**PROVIDED DATA**.
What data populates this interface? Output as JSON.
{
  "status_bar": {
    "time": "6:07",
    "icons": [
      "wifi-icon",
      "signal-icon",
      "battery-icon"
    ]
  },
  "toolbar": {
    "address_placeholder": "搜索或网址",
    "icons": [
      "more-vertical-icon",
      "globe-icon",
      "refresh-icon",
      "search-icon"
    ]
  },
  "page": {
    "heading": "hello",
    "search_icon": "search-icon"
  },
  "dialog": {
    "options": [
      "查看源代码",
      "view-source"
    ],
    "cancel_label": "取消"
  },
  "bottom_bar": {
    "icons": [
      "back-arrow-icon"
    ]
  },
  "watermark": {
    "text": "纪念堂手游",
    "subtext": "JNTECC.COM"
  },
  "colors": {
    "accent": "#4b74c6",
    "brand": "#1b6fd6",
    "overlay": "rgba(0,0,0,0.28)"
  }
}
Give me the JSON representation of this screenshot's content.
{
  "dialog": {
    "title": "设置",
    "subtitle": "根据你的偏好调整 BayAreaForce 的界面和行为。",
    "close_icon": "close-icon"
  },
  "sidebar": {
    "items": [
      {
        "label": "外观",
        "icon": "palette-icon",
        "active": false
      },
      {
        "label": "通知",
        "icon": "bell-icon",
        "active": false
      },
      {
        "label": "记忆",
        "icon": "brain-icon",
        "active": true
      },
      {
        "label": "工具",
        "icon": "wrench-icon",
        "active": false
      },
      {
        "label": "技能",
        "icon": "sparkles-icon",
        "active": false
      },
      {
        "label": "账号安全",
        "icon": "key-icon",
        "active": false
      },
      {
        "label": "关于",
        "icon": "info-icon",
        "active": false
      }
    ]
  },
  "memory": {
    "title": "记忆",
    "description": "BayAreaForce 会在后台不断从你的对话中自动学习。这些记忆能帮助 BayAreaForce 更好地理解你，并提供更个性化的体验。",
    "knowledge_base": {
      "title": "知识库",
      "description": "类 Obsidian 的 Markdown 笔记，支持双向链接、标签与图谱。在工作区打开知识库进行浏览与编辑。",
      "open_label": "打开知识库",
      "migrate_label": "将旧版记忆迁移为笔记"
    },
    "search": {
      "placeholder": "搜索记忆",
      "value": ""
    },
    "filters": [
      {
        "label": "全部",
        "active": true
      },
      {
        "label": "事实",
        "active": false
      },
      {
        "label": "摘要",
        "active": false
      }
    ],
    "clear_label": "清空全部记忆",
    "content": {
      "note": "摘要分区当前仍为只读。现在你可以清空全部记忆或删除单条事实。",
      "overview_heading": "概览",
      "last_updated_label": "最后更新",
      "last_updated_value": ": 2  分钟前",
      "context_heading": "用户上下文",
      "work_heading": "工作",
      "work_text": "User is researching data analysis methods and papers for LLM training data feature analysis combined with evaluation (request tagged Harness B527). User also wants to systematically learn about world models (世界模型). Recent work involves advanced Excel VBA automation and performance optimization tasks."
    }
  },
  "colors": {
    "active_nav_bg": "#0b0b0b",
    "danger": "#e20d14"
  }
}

**EXERCISE REQUIREMENTS**.
Gather each line that holds "description".

**OUTPUT OF THE EXERCISE**.
    "description": "BayAreaForce 会在后台不断从你的对话中自动学习。这些记忆能帮助 BayAreaForce 更好地理解你，并提供更个性化的体验。",
      "description": "类 Obsidian 的 Markdown 笔记，支持双向链接、标签与图谱。在工作区打开知识库进行浏览与编辑。",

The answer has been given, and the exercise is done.